= Cosa fare =
1 > Nel brano su Bersani e l'alleanza con i progressisti europei, in quali giorni si terrà a Roma la conferenza internazionale?
2 > Continua il brano su Bersani e l'alleanza con i progressisti europei, scrivendo il seguito dopo l'ultima frase.

━━ Brano selezionato

Né la foto di Vasto con Nichi Vendola e Antonio Di Pietro perché il campo è troppo stretto né quella a Palazzo Chigi con Pier Ferdinando Casini e Angelino Alfano scattata col cellulare del leader dell’Udc perché l’inquadratura è troppo larga. Considerato che ormai le istantanee sono entrate stabilmente nel dibattito politico, è con la foto di Parigi con François Hollande e Sigmar Gabriel che Pier Luigi Bersani vuole andare alla prossima campagna elettorale. E non a caso il gruppo dirigente del Pd, appena siglata nella capitale francese la piattaforma programmatica comune sulle politiche europee, già si è messo al lavoro per preparare a Roma il 19 e 20 aprile una conferenza internazionale a cui sono stati invitati i vertici di tutti i gruppi parlamentari progressisti presenti a Strasburgo.
Per Bersani l’alleanza con i socialisti francesi e i socialdemocratici tedeschi (ma anche i laburisti inglesi e gli altri partiti progressisti del Belgio e della Scandinavia) è strategica per più di un motivo, quando finita la fase di transizione guidata dal governo Monti si andrà alle urne. Stringere un patto con le altre forze di centrosinistra europee vuol dire da un lato cominciare ad impostare fin d’ora per la primavera 2013 una competizione tra progressisti e conservatori chiudendo così la porta all’ipotesi di una Grosse Koalition in salsa italiana, caldeggiata fuori ma anche dentro il Pd. Dall’altro lato, l’esito delle presidenziali d’Oltralpe influenzerà in un senso o nell’altro il tipo di coalizione e anche la candidatura per la premiership alle prossime politiche italiane.

━━━━
━━ Estratti dal dataset

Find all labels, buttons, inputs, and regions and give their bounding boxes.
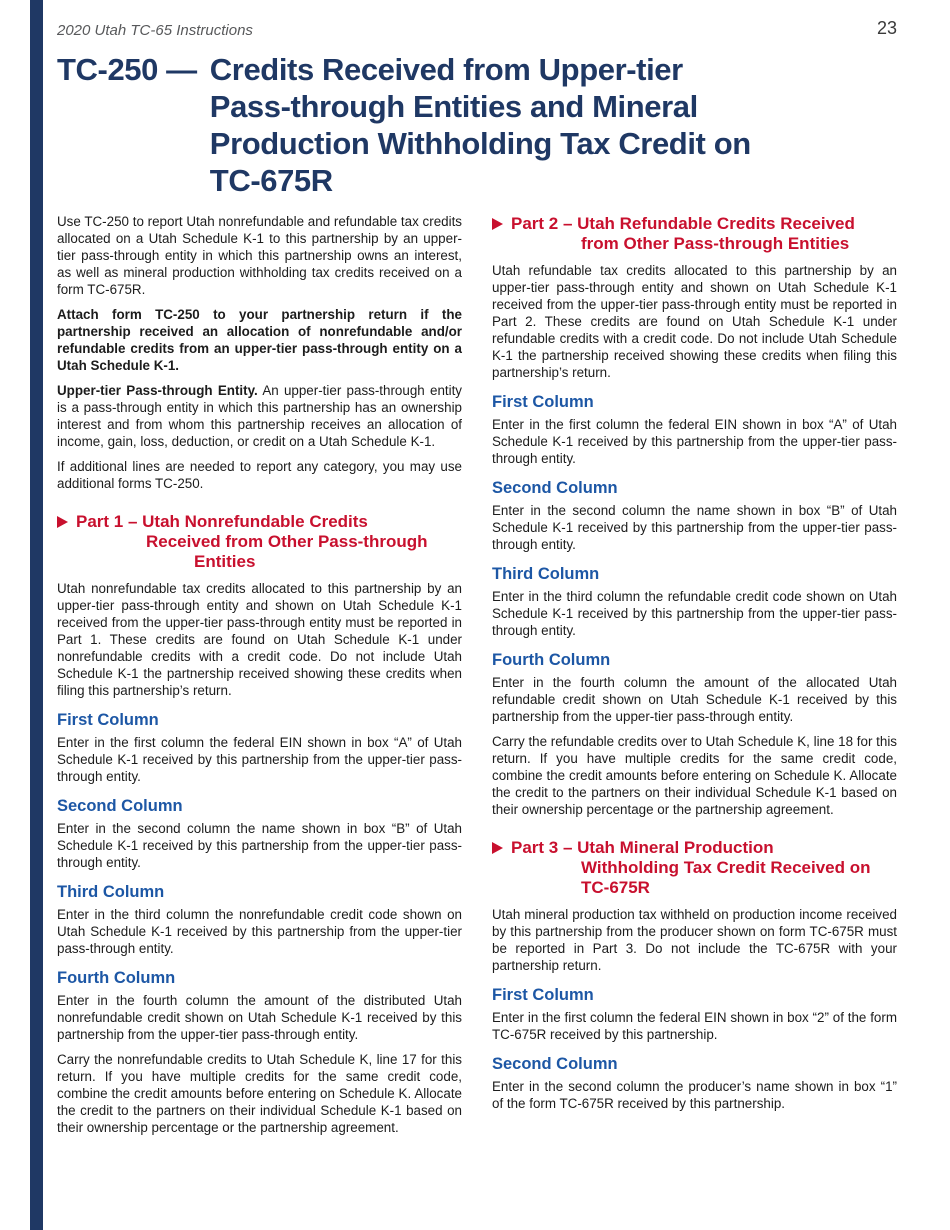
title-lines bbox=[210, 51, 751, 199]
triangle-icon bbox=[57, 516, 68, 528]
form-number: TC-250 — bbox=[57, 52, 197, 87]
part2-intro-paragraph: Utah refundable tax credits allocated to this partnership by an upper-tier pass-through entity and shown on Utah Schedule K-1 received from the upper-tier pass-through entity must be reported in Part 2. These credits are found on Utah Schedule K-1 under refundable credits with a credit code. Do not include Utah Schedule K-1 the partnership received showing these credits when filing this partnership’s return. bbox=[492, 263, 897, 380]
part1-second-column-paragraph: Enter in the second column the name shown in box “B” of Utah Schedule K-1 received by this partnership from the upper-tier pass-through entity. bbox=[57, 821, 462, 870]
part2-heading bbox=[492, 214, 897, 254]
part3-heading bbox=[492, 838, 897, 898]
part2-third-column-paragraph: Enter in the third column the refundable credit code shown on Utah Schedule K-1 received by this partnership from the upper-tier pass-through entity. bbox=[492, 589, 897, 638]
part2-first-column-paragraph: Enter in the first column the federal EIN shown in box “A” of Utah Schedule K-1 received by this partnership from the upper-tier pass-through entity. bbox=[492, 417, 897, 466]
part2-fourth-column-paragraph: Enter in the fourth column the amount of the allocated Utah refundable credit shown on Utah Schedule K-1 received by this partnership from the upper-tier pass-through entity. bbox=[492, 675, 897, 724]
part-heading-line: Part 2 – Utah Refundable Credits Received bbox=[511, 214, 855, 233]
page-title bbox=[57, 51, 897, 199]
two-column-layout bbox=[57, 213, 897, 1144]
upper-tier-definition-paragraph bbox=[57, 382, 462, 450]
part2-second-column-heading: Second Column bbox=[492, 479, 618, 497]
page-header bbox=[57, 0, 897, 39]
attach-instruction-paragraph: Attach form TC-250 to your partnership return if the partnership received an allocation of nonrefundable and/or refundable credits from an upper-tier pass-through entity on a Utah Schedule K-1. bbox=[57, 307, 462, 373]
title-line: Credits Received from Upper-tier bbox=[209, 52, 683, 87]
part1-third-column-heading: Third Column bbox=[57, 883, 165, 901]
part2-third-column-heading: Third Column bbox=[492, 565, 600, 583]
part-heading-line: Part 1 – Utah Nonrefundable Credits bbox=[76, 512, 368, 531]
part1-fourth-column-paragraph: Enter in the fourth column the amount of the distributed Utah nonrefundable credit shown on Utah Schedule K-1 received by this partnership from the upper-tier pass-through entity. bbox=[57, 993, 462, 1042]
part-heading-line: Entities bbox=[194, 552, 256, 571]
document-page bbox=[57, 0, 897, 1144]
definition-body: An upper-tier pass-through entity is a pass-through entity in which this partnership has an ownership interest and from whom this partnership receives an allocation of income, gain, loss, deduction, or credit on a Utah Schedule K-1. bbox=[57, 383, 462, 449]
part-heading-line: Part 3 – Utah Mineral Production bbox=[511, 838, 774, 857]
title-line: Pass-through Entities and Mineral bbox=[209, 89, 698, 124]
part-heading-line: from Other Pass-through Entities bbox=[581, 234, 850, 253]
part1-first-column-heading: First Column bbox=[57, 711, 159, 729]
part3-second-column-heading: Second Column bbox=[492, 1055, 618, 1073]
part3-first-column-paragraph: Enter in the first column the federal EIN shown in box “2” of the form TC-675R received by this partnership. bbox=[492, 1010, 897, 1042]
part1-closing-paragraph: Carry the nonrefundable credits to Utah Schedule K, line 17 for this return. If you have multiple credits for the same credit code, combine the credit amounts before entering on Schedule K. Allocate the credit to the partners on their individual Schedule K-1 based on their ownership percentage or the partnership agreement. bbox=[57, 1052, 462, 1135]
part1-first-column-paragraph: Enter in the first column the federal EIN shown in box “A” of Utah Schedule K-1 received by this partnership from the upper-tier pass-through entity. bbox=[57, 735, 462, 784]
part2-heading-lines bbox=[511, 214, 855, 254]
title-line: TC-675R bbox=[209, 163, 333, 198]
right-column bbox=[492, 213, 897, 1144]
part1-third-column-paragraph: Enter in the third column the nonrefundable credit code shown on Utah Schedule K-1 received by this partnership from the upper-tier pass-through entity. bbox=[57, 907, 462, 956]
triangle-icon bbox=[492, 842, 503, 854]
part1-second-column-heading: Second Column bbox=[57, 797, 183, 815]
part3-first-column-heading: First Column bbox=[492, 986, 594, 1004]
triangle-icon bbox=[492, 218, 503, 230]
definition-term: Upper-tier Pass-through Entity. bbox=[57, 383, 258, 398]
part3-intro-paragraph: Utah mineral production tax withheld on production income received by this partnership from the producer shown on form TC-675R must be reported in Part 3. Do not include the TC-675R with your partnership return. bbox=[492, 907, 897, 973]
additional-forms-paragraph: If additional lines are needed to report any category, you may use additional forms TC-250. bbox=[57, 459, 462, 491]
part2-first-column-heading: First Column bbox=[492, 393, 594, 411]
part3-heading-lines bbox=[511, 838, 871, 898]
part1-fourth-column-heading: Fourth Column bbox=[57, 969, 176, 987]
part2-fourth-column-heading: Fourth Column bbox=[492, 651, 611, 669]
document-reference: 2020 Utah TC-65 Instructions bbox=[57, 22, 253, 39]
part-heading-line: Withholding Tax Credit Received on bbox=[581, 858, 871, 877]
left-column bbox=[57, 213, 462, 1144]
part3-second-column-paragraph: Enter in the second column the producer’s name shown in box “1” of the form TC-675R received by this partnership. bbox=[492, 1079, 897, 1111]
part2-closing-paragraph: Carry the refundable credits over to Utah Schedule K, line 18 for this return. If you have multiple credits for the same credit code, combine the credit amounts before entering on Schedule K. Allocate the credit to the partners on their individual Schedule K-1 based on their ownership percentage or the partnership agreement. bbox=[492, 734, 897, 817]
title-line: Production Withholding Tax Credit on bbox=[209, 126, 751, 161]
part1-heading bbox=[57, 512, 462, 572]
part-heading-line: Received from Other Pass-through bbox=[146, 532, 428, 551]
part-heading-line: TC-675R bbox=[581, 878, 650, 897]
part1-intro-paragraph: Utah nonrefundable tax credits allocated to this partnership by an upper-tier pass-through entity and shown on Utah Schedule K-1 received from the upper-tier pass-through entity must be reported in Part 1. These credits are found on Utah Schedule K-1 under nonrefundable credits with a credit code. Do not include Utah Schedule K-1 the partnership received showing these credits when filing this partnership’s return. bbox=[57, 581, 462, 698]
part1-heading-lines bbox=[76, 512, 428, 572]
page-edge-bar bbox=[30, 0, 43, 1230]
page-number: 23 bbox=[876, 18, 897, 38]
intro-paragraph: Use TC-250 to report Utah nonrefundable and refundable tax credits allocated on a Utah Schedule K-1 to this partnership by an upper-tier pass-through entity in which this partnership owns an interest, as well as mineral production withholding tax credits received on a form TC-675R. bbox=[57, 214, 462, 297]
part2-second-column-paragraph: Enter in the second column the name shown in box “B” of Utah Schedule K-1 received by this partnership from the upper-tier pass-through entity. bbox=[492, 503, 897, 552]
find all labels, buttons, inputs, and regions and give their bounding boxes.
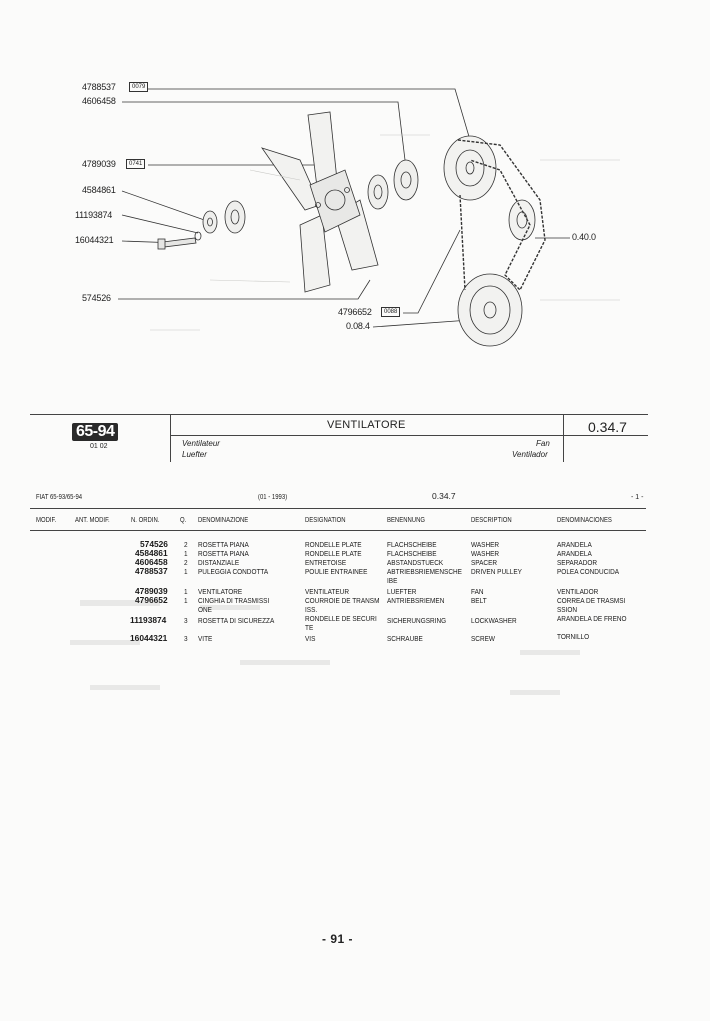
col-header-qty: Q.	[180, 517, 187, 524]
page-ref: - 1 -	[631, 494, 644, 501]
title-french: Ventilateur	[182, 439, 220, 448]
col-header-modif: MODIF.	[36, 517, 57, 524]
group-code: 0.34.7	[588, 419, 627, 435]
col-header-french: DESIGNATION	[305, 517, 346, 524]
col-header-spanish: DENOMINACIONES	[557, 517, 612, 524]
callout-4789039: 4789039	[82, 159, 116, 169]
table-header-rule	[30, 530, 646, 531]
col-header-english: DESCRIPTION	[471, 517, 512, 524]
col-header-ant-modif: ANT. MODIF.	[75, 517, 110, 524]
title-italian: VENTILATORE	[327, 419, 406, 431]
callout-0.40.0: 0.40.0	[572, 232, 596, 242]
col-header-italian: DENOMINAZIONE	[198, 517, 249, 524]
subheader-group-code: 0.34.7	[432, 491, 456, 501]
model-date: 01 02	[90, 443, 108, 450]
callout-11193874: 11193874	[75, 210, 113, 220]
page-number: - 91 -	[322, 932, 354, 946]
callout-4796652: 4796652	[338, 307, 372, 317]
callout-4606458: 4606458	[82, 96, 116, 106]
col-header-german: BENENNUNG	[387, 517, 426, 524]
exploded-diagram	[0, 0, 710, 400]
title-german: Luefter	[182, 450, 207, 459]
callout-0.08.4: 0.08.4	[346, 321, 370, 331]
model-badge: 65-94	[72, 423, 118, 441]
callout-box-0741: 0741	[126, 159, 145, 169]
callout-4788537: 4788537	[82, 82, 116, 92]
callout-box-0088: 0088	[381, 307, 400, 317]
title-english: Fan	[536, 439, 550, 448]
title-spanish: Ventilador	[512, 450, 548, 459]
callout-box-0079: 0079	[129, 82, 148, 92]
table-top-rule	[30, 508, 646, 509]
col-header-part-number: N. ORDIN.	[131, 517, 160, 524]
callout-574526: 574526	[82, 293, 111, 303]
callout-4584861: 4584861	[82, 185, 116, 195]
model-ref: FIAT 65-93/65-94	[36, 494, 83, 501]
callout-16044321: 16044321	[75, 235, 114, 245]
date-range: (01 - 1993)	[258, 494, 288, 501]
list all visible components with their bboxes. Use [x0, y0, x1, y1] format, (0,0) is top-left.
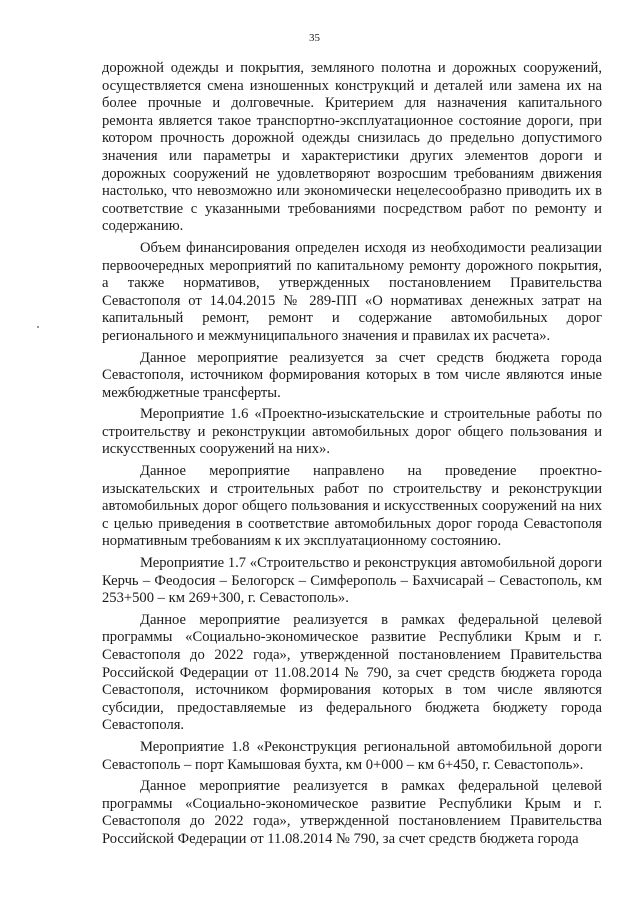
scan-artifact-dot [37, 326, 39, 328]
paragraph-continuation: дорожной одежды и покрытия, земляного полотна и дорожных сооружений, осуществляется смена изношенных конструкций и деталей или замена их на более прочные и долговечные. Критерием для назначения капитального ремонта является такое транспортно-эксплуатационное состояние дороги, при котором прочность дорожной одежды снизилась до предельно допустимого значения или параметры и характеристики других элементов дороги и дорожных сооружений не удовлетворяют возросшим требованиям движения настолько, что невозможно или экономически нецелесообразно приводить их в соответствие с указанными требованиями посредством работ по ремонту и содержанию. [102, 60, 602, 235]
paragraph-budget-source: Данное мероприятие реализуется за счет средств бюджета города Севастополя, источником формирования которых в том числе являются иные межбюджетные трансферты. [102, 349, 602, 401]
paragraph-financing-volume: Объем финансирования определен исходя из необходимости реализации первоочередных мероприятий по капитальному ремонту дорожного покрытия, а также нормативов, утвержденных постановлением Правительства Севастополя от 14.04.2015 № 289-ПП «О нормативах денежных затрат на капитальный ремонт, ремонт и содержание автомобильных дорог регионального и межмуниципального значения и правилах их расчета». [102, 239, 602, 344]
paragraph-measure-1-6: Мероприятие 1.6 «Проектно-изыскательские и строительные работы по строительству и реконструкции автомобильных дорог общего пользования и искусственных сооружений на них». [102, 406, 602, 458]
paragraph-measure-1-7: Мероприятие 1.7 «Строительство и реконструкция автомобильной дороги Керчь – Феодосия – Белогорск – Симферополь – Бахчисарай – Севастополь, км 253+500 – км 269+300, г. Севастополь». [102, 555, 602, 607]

━━━━

= Risultati =
1 > Il 19 e 20 aprile.

2 >
Bersani, che comunque pensa debbano essere le primarie a scegliere il candidato premier, sa bene che la scommessa ha una posta tanto alta quanto è alto il rischio che l’operazione comporta. Legare strettamente le vicende nostrane all’esito delle presidenziali francesi e anche ai consensi su cui potrà contare nei prossimi mesi Angela Merkel è chiaramente pericoloso. Nicolas Sarkozy non ha esitato a mettere in discussione Schengen pur di guadagnare qualche punto nei sondaggi, e il timore confessato dai socialisti francesi agli italiani arrivati a Parigi è che da qui a maggio giocherà altre carte pericolose per la tenuta dell’Ue. Puntare su un cambio del vento in Europa è d’obbligo per il Pd, ma se la fine del ciclo conservatore dovesse rivelarsi nei prossimi mesi un’illusione il contraccolpo si farebbe sentire pesantemente anche sulle vicende italiane.
L’Udc soprattutto, ma anche alcuni settori del Pd di provenienza centrista o ex-popolare puntano a un governo di larghe intese anche per la prossima legislatura. E se l’asse Merkozy dovesse riaffermarsi si farebbe più complicato per i Democratici esprimere il candidato premier.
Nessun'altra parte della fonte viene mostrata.